# ENTRIES SHOWN start
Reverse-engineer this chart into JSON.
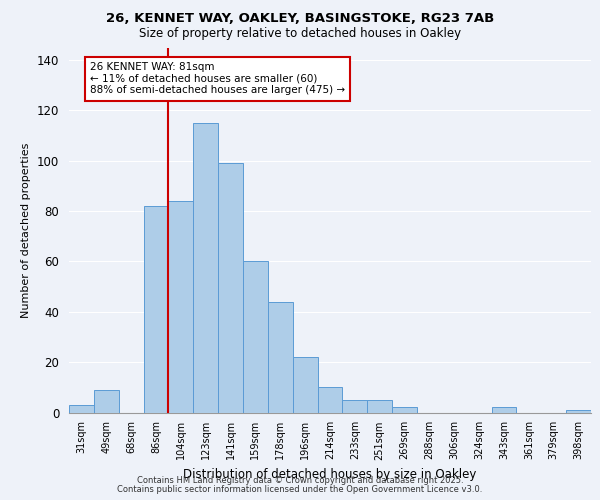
{
  "title1": "26, KENNET WAY, OAKLEY, BASINGSTOKE, RG23 7AB",
  "title2": "Size of property relative to detached houses in Oakley",
  "xlabel": "Distribution of detached houses by size in Oakley",
  "ylabel": "Number of detached properties",
  "footer1": "Contains HM Land Registry data © Crown copyright and database right 2025.",
  "footer2": "Contains public sector information licensed under the Open Government Licence v3.0.",
  "annotation_title": "26 KENNET WAY: 81sqm",
  "annotation_line1": "← 11% of detached houses are smaller (60)",
  "annotation_line2": "88% of semi-detached houses are larger (475) →",
  "bar_labels": [
    "31sqm",
    "49sqm",
    "68sqm",
    "86sqm",
    "104sqm",
    "123sqm",
    "141sqm",
    "159sqm",
    "178sqm",
    "196sqm",
    "214sqm",
    "233sqm",
    "251sqm",
    "269sqm",
    "288sqm",
    "306sqm",
    "324sqm",
    "343sqm",
    "361sqm",
    "379sqm",
    "398sqm"
  ],
  "bar_values": [
    3,
    9,
    0,
    82,
    84,
    115,
    99,
    60,
    44,
    22,
    10,
    5,
    5,
    2,
    0,
    0,
    0,
    2,
    0,
    0,
    1
  ],
  "bar_color": "#aecde8",
  "bar_edge_color": "#5b9bd5",
  "vline_x": 3.5,
  "vline_color": "#cc0000",
  "annotation_box_color": "#cc0000",
  "ylim": [
    0,
    145
  ],
  "background_color": "#eef2f9",
  "grid_color": "#ffffff"
}
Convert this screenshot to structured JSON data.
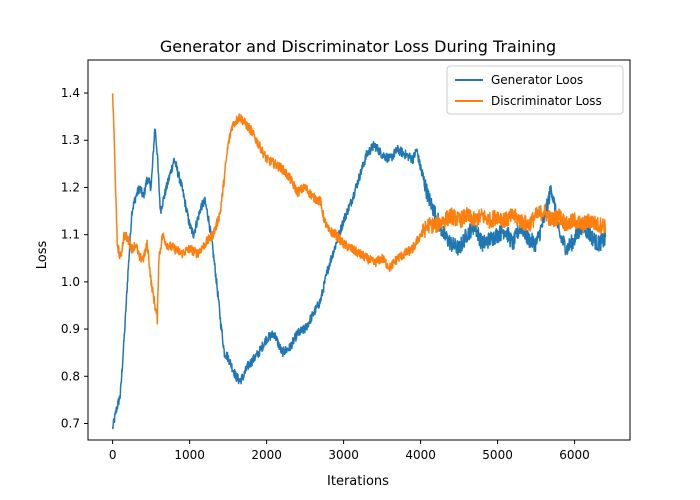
{
  "chart_data": {
    "type": "line",
    "title": "Generator and Discriminator Loss During Training",
    "xlabel": "Iterations",
    "ylabel": "Loss",
    "xlim": [
      -320,
      6720
    ],
    "ylim": [
      0.665,
      1.47
    ],
    "xticks": [
      0,
      1000,
      2000,
      3000,
      4000,
      5000,
      6000
    ],
    "xtick_labels": [
      "0",
      "1000",
      "2000",
      "3000",
      "4000",
      "5000",
      "6000"
    ],
    "yticks": [
      0.7,
      0.8,
      0.9,
      1.0,
      1.1,
      1.2,
      1.3,
      1.4
    ],
    "ytick_labels": [
      "0.7",
      "0.8",
      "0.9",
      "1.0",
      "1.1",
      "1.2",
      "1.3",
      "1.4"
    ],
    "grid": false,
    "legend_position": "upper right",
    "series": [
      {
        "name": "Generator Loos",
        "color": "#1f77b4",
        "x": [
          0,
          50,
          100,
          150,
          200,
          250,
          300,
          350,
          400,
          450,
          500,
          550,
          580,
          620,
          700,
          800,
          900,
          1000,
          1050,
          1100,
          1150,
          1200,
          1250,
          1300,
          1350,
          1400,
          1450,
          1500,
          1550,
          1600,
          1650,
          1700,
          1750,
          1800,
          1900,
          2000,
          2100,
          2200,
          2300,
          2400,
          2500,
          2600,
          2700,
          2800,
          2900,
          3000,
          3100,
          3200,
          3300,
          3400,
          3500,
          3600,
          3700,
          3800,
          3900,
          3950,
          4000,
          4100,
          4200,
          4300,
          4400,
          4500,
          4600,
          4700,
          4800,
          4900,
          5000,
          5100,
          5200,
          5300,
          5400,
          5500,
          5600,
          5700,
          5800,
          5900,
          6000,
          6100,
          6200,
          6300,
          6400
        ],
        "values": [
          0.69,
          0.73,
          0.76,
          0.88,
          1.02,
          1.15,
          1.18,
          1.2,
          1.18,
          1.22,
          1.2,
          1.33,
          1.27,
          1.15,
          1.2,
          1.26,
          1.2,
          1.12,
          1.1,
          1.13,
          1.16,
          1.17,
          1.13,
          1.07,
          1.0,
          0.92,
          0.85,
          0.84,
          0.82,
          0.8,
          0.79,
          0.8,
          0.82,
          0.83,
          0.85,
          0.88,
          0.89,
          0.85,
          0.86,
          0.89,
          0.9,
          0.93,
          0.96,
          1.03,
          1.08,
          1.13,
          1.17,
          1.22,
          1.27,
          1.29,
          1.27,
          1.26,
          1.28,
          1.27,
          1.26,
          1.28,
          1.24,
          1.18,
          1.14,
          1.1,
          1.08,
          1.07,
          1.1,
          1.12,
          1.08,
          1.09,
          1.1,
          1.11,
          1.08,
          1.12,
          1.09,
          1.08,
          1.13,
          1.2,
          1.1,
          1.07,
          1.09,
          1.12,
          1.1,
          1.08,
          1.09
        ]
      },
      {
        "name": "Discriminator Loss",
        "color": "#ff7f0e",
        "x": [
          0,
          20,
          60,
          100,
          150,
          200,
          250,
          300,
          350,
          400,
          450,
          500,
          550,
          580,
          600,
          650,
          700,
          800,
          900,
          1000,
          1100,
          1200,
          1300,
          1350,
          1400,
          1450,
          1500,
          1550,
          1600,
          1650,
          1700,
          1750,
          1800,
          1900,
          2000,
          2100,
          2200,
          2300,
          2400,
          2500,
          2600,
          2700,
          2750,
          2800,
          2900,
          3000,
          3100,
          3200,
          3300,
          3400,
          3500,
          3600,
          3700,
          3800,
          3900,
          4000,
          4100,
          4200,
          4300,
          4400,
          4500,
          4600,
          4700,
          4800,
          4900,
          5000,
          5100,
          5200,
          5300,
          5400,
          5500,
          5600,
          5700,
          5800,
          5900,
          6000,
          6100,
          6200,
          6300,
          6400
        ],
        "values": [
          1.4,
          1.3,
          1.08,
          1.05,
          1.1,
          1.09,
          1.07,
          1.08,
          1.05,
          1.05,
          1.08,
          1.0,
          0.95,
          0.92,
          1.05,
          1.1,
          1.08,
          1.07,
          1.06,
          1.07,
          1.06,
          1.08,
          1.1,
          1.12,
          1.15,
          1.22,
          1.29,
          1.33,
          1.34,
          1.35,
          1.34,
          1.33,
          1.32,
          1.29,
          1.26,
          1.25,
          1.24,
          1.22,
          1.19,
          1.2,
          1.18,
          1.17,
          1.13,
          1.11,
          1.1,
          1.08,
          1.07,
          1.06,
          1.05,
          1.04,
          1.05,
          1.03,
          1.05,
          1.06,
          1.07,
          1.1,
          1.12,
          1.12,
          1.13,
          1.14,
          1.13,
          1.14,
          1.13,
          1.14,
          1.13,
          1.14,
          1.13,
          1.14,
          1.13,
          1.12,
          1.14,
          1.15,
          1.13,
          1.14,
          1.12,
          1.13,
          1.12,
          1.13,
          1.12,
          1.12
        ]
      }
    ]
  }
}
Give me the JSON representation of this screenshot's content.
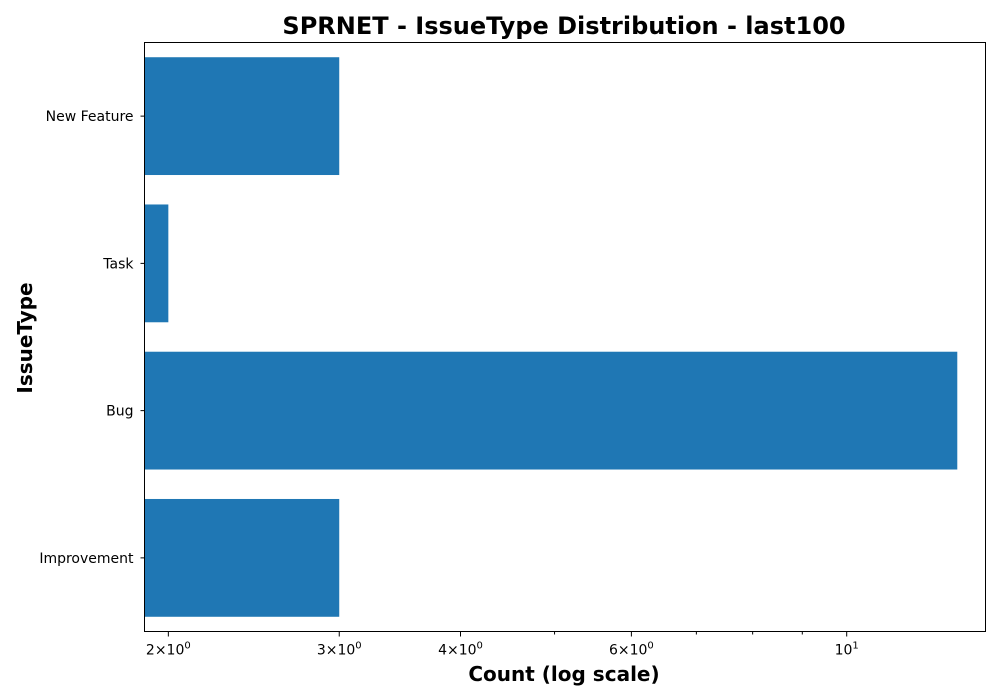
{
  "chart_data": {
    "type": "bar",
    "orientation": "horizontal",
    "title": "SPRNET - IssueType Distribution - last100",
    "xlabel": "Count (log scale)",
    "ylabel": "IssueType",
    "x_scale": "log",
    "xlim": [
      1.89,
      13.9
    ],
    "categories": [
      "Improvement",
      "Bug",
      "Task",
      "New Feature"
    ],
    "values": [
      3,
      13,
      2,
      3
    ],
    "bar_color": "#1f77b4",
    "grid": false,
    "legend": "none",
    "x_major_ticks": [
      {
        "value": 2,
        "base": "2×10",
        "exp": "0"
      },
      {
        "value": 3,
        "base": "3×10",
        "exp": "0"
      },
      {
        "value": 4,
        "base": "4×10",
        "exp": "0"
      },
      {
        "value": 6,
        "base": "6×10",
        "exp": "0"
      },
      {
        "value": 10,
        "base": "10",
        "exp": "1"
      }
    ],
    "x_minor_ticks": [
      5,
      7,
      8,
      9
    ]
  }
}
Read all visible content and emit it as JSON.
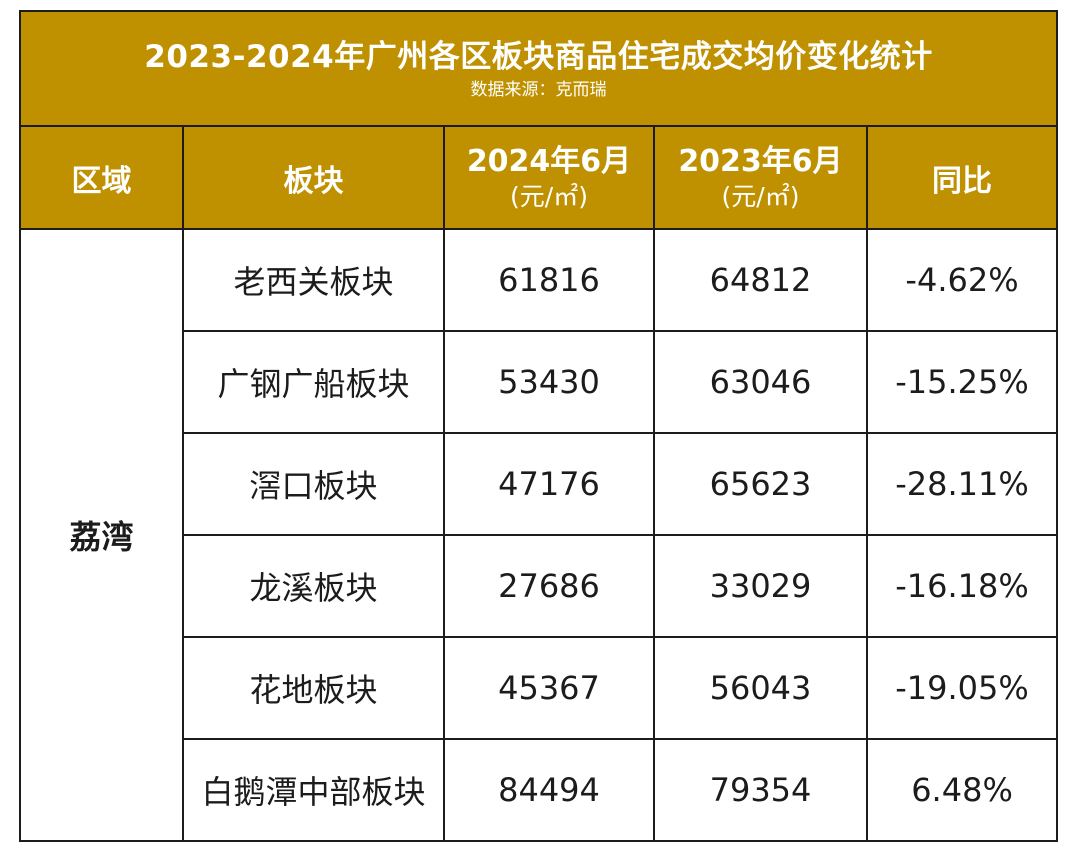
# ENTRIES SHOWN end
:: WORK INSTRUCTIONS ::
Reproduce the data above in full, exactly as it is, with the pictures left out.

:: COMPLETE RESPONSE ::
Reverse-engineer this chart into JSON.
{
  "title1": "26, KENNET WAY, OAKLEY, BASINGSTOKE, RG23 7AB",
  "title2": "Size of property relative to detached houses in Oakley",
  "xlabel": "Distribution of detached houses by size in Oakley",
  "ylabel": "Number of detached properties",
  "footer1": "Contains HM Land Registry data © Crown copyright and database right 2025.",
  "footer2": "Contains public sector information licensed under the Open Government Licence v3.0.",
  "annotation_title": "26 KENNET WAY: 81sqm",
  "annotation_line1": "← 11% of detached houses are smaller (60)",
  "annotation_line2": "88% of semi-detached houses are larger (475) →",
  "bar_labels": [
    "31sqm",
    "49sqm",
    "68sqm",
    "86sqm",
    "104sqm",
    "123sqm",
    "141sqm",
    "159sqm",
    "178sqm",
    "196sqm",
    "214sqm",
    "233sqm",
    "251sqm",
    "269sqm",
    "288sqm",
    "306sqm",
    "324sqm",
    "343sqm",
    "361sqm",
    "379sqm",
    "398sqm"
  ],
  "bar_values": [
    3,
    9,
    0,
    82,
    84,
    115,
    99,
    60,
    44,
    22,
    10,
    5,
    5,
    2,
    0,
    0,
    0,
    2,
    0,
    0,
    1
  ],
  "bar_color": "#aecde8",
  "bar_edge_color": "#5b9bd5",
  "vline_x": 3.5,
  "vline_color": "#cc0000",
  "annotation_box_color": "#cc0000",
  "ylim": [
    0,
    145
  ],
  "background_color": "#eef2f9",
  "grid_color": "#ffffff"
}
Convert this screenshot to structured JSON data.
{
  "chart_data": {
    "type": "line",
    "title": "Generator and Discriminator Loss During Training",
    "xlabel": "Iterations",
    "ylabel": "Loss",
    "xlim": [
      -320,
      6720
    ],
    "ylim": [
      0.665,
      1.47
    ],
    "xticks": [
      0,
      1000,
      2000,
      3000,
      4000,
      5000,
      6000
    ],
    "xtick_labels": [
      "0",
      "1000",
      "2000",
      "3000",
      "4000",
      "5000",
      "6000"
    ],
    "yticks": [
      0.7,
      0.8,
      0.9,
      1.0,
      1.1,
      1.2,
      1.3,
      1.4
    ],
    "ytick_labels": [
      "0.7",
      "0.8",
      "0.9",
      "1.0",
      "1.1",
      "1.2",
      "1.3",
      "1.4"
    ],
    "grid": false,
    "legend_position": "upper right",
    "series": [
      {
        "name": "Generator Loos",
        "color": "#1f77b4",
        "x": [
          0,
          50,
          100,
          150,
          200,
          250,
          300,
          350,
          400,
          450,
          500,
          550,
          580,
          620,
          700,
          800,
          900,
          1000,
          1050,
          1100,
          1150,
          1200,
          1250,
          1300,
          1350,
          1400,
          1450,
          1500,
          1550,
          1600,
          1650,
          1700,
          1750,
          1800,
          1900,
          2000,
          2100,
          2200,
          2300,
          2400,
          2500,
          2600,
          2700,
          2800,
          2900,
          3000,
          3100,
          3200,
          3300,
          3400,
          3500,
          3600,
          3700,
          3800,
          3900,
          3950,
          4000,
          4100,
          4200,
          4300,
          4400,
          4500,
          4600,
          4700,
          4800,
          4900,
          5000,
          5100,
          5200,
          5300,
          5400,
          5500,
          5600,
          5700,
          5800,
          5900,
          6000,
          6100,
          6200,
          6300,
          6400
        ],
        "values": [
          0.69,
          0.73,
          0.76,
          0.88,
          1.02,
          1.15,
          1.18,
          1.2,
          1.18,
          1.22,
          1.2,
          1.33,
          1.27,
          1.15,
          1.2,
          1.26,
          1.2,
          1.12,
          1.1,
          1.13,
          1.16,
          1.17,
          1.13,
          1.07,
          1.0,
          0.92,
          0.85,
          0.84,
          0.82,
          0.8,
          0.79,
          0.8,
          0.82,
          0.83,
          0.85,
          0.88,
          0.89,
          0.85,
          0.86,
          0.89,
          0.9,
          0.93,
          0.96,
          1.03,
          1.08,
          1.13,
          1.17,
          1.22,
          1.27,
          1.29,
          1.27,
          1.26,
          1.28,
          1.27,
          1.26,
          1.28,
          1.24,
          1.18,
          1.14,
          1.1,
          1.08,
          1.07,
          1.1,
          1.12,
          1.08,
          1.09,
          1.1,
          1.11,
          1.08,
          1.12,
          1.09,
          1.08,
          1.13,
          1.2,
          1.1,
          1.07,
          1.09,
          1.12,
          1.1,
          1.08,
          1.09
        ]
      },
      {
        "name": "Discriminator Loss",
        "color": "#ff7f0e",
        "x": [
          0,
          20,
          60,
          100,
          150,
          200,
          250,
          300,
          350,
          400,
          450,
          500,
          550,
          580,
          600,
          650,
          700,
          800,
          900,
          1000,
          1100,
          1200,
          1300,
          1350,
          1400,
          1450,
          1500,
          1550,
          1600,
          1650,
          1700,
          1750,
          1800,
          1900,
          2000,
          2100,
          2200,
          2300,
          2400,
          2500,
          2600,
          2700,
          2750,
          2800,
          2900,
          3000,
          3100,
          3200,
          3300,
          3400,
          3500,
          3600,
          3700,
          3800,
          3900,
          4000,
          4100,
          4200,
          4300,
          4400,
          4500,
          4600,
          4700,
          4800,
          4900,
          5000,
          5100,
          5200,
          5300,
          5400,
          5500,
          5600,
          5700,
          5800,
          5900,
          6000,
          6100,
          6200,
          6300,
          6400
        ],
        "values": [
          1.4,
          1.3,
          1.08,
          1.05,
          1.1,
          1.09,
          1.07,
          1.08,
          1.05,
          1.05,
          1.08,
          1.0,
          0.95,
          0.92,
          1.05,
          1.1,
          1.08,
          1.07,
          1.06,
          1.07,
          1.06,
          1.08,
          1.1,
          1.12,
          1.15,
          1.22,
          1.29,
          1.33,
          1.34,
          1.35,
          1.34,
          1.33,
          1.32,
          1.29,
          1.26,
          1.25,
          1.24,
          1.22,
          1.19,
          1.2,
          1.18,
          1.17,
          1.13,
          1.11,
          1.1,
          1.08,
          1.07,
          1.06,
          1.05,
          1.04,
          1.05,
          1.03,
          1.05,
          1.06,
          1.07,
          1.1,
          1.12,
          1.12,
          1.13,
          1.14,
          1.13,
          1.14,
          1.13,
          1.14,
          1.13,
          1.14,
          1.13,
          1.14,
          1.13,
          1.12,
          1.14,
          1.15,
          1.13,
          1.14,
          1.12,
          1.13,
          1.12,
          1.13,
          1.12,
          1.12
        ]
      }
    ]
  }
}
Give me the JSON representation of this screenshot's content.
{
  "chart_data": {
    "type": "bar",
    "orientation": "horizontal",
    "title": "SPRNET - IssueType Distribution - last100",
    "xlabel": "Count (log scale)",
    "ylabel": "IssueType",
    "x_scale": "log",
    "xlim": [
      1.89,
      13.9
    ],
    "categories": [
      "Improvement",
      "Bug",
      "Task",
      "New Feature"
    ],
    "values": [
      3,
      13,
      2,
      3
    ],
    "bar_color": "#1f77b4",
    "grid": false,
    "legend": "none",
    "x_major_ticks": [
      {
        "value": 2,
        "base": "2×10",
        "exp": "0"
      },
      {
        "value": 3,
        "base": "3×10",
        "exp": "0"
      },
      {
        "value": 4,
        "base": "4×10",
        "exp": "0"
      },
      {
        "value": 6,
        "base": "6×10",
        "exp": "0"
      },
      {
        "value": 10,
        "base": "10",
        "exp": "1"
      }
    ],
    "x_minor_ticks": [
      5,
      7,
      8,
      9
    ]
  }
}
Read all visible content and emit it as JSON.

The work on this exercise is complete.